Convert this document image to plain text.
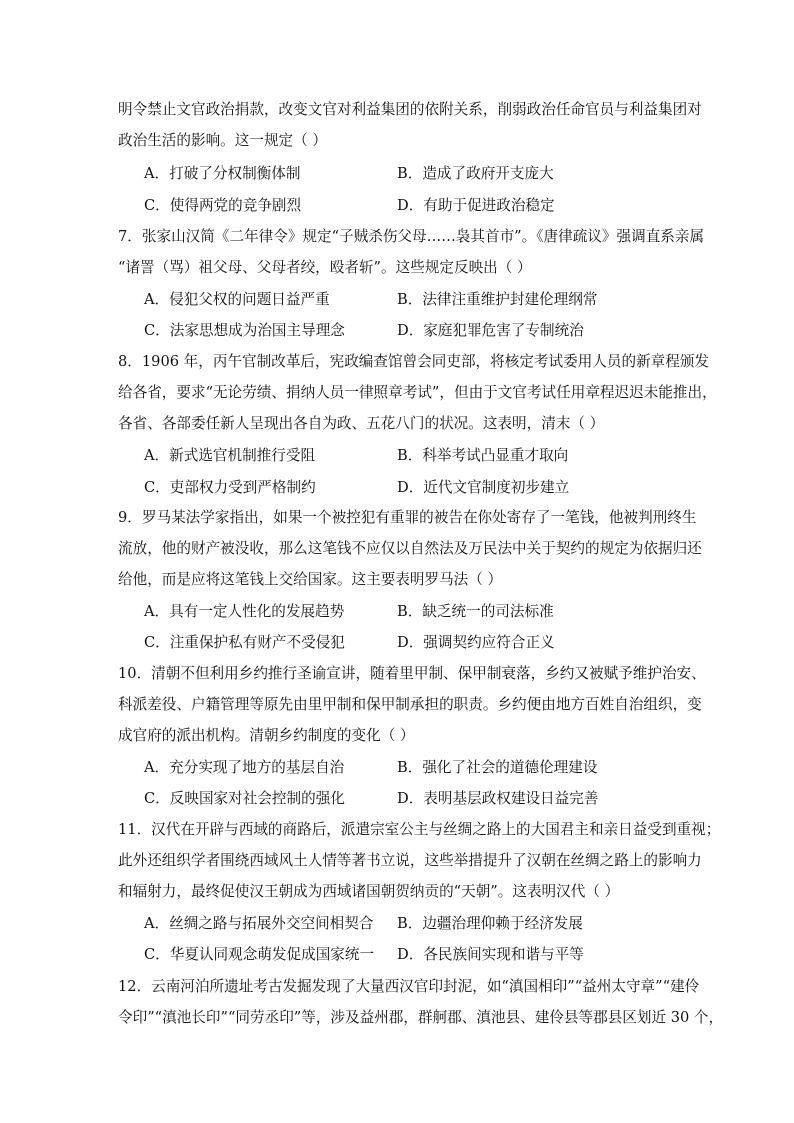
明令禁止文官政治捐款，改变文官对利益集团的依附关系，削弱政治任命官员与利益集团对
政治生活的影响。这一规定（ ）
A．打破了分权制衡体制	B．造成了政府开支庞大
C．使得两党的竞争剧烈	D．有助于促进政治稳定
7．张家山汉简《二年律令》规定“子贼杀伤父母……袅其首市”。《唐律疏议》强调直系亲属
“诸詈（骂）祖父母、父母者绞，殴者斩”。这些规定反映出（ ）
A．侵犯父权的问题日益严重	B．法律注重维护封建伦理纲常
C．法家思想成为治国主导理念	D．家庭犯罪危害了专制统治
8．1906 年，丙午官制改革后，宪政编查馆曾会同吏部，将核定考试委用人员的新章程颁发
给各省，要求“无论劳绩、捐纳人员一律照章考试”，但由于文官考试任用章程迟迟未能推出，
各省、各部委任新人呈现出各自为政、五花八门的状况。这表明，清末（ ）
A．新式选官机制推行受阻	B．科举考试凸显重才取向
C．吏部权力受到严格制约	D．近代文官制度初步建立
9．罗马某法学家指出，如果一个被控犯有重罪的被告在你处寄存了一笔钱，他被判刑终生
流放，他的财产被没收，那么这笔钱不应仅以自然法及万民法中关于契约的规定为依据归还
给他，而是应将这笔钱上交给国家。这主要表明罗马法（ ）
A．具有一定人性化的发展趋势	B．缺乏统一的司法标准
C．注重保护私有财产不受侵犯	D．强调契约应符合正义
10．清朝不但利用乡约推行圣谕宣讲，随着里甲制、保甲制衰落，乡约又被赋予维护治安、
科派差役、户籍管理等原先由里甲制和保甲制承担的职责。乡约便由地方百姓自治组织，变
成官府的派出机构。清朝乡约制度的变化（ ）
A．充分实现了地方的基层自治	B．强化了社会的道德伦理建设
C．反映国家对社会控制的强化	D．表明基层政权建设日益完善
11．汉代在开辟与西域的商路后，派遣宗室公主与丝绸之路上的大国君主和亲日益受到重视；
此外还组织学者围绕西域风土人情等著书立说，这些举措提升了汉朝在丝绸之路上的影响力
和辐射力，最终促使汉王朝成为西域诸国朝贺纳贡的“天朝”。这表明汉代（ ）
A．丝绸之路与拓展外交空间相契合 B．边疆治理仰赖于经济发展
C．华夏认同观念萌发促成国家统一 D．各民族间实现和谐与平等
12．云南河泊所遗址考古发掘发现了大量西汉官印封泥，如“滇国相印”“益州太守章”“建伶
令印”“滇池长印”“同劳丞印”等，涉及益州郡，群舸郡、滇池县、建伶县等郡县区划近 30 个，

> [Task description]
Above are the records; reproduce them exactly and leave out the pictures.

> [Problem solution]
Convert this document image to plain text.
明令禁止文官政治捐款，改变文官对利益集团的依附关系，削弱政治任命官员与利益集团对
政治生活的影响。这一规定（ ）
A．打破了分权制衡体制	B．造成了政府开支庞大
C．使得两党的竞争剧烈	D．有助于促进政治稳定
7．张家山汉简《二年律令》规定“子贼杀伤父母……袅其首市”。《唐律疏议》强调直系亲属
“诸詈（骂）祖父母、父母者绞，殴者斩”。这些规定反映出（ ）
A．侵犯父权的问题日益严重	B．法律注重维护封建伦理纲常
C．法家思想成为治国主导理念	D．家庭犯罪危害了专制统治
8．1906 年，丙午官制改革后，宪政编查馆曾会同吏部，将核定考试委用人员的新章程颁发
给各省，要求“无论劳绩、捐纳人员一律照章考试”，但由于文官考试任用章程迟迟未能推出，
各省、各部委任新人呈现出各自为政、五花八门的状况。这表明，清末（ ）
A．新式选官机制推行受阻	B．科举考试凸显重才取向
C．吏部权力受到严格制约	D．近代文官制度初步建立
9．罗马某法学家指出，如果一个被控犯有重罪的被告在你处寄存了一笔钱，他被判刑终生
流放，他的财产被没收，那么这笔钱不应仅以自然法及万民法中关于契约的规定为依据归还
给他，而是应将这笔钱上交给国家。这主要表明罗马法（ ）
A．具有一定人性化的发展趋势	B．缺乏统一的司法标准
C．注重保护私有财产不受侵犯	D．强调契约应符合正义
10．清朝不但利用乡约推行圣谕宣讲，随着里甲制、保甲制衰落，乡约又被赋予维护治安、
科派差役、户籍管理等原先由里甲制和保甲制承担的职责。乡约便由地方百姓自治组织，变
成官府的派出机构。清朝乡约制度的变化（ ）
A．充分实现了地方的基层自治	B．强化了社会的道德伦理建设
C．反映国家对社会控制的强化	D．表明基层政权建设日益完善
11．汉代在开辟与西域的商路后，派遣宗室公主与丝绸之路上的大国君主和亲日益受到重视；
此外还组织学者围绕西域风土人情等著书立说，这些举措提升了汉朝在丝绸之路上的影响力
和辐射力，最终促使汉王朝成为西域诸国朝贺纳贡的“天朝”。这表明汉代（ ）
A．丝绸之路与拓展外交空间相契合 B．边疆治理仰赖于经济发展
C．华夏认同观念萌发促成国家统一 D．各民族间实现和谐与平等
12．云南河泊所遗址考古发掘发现了大量西汉官印封泥，如“滇国相印”“益州太守章”“建伶
令印”“滇池长印”“同劳丞印”等，涉及益州郡，群舸郡、滇池县、建伶县等郡县区划近 30 个，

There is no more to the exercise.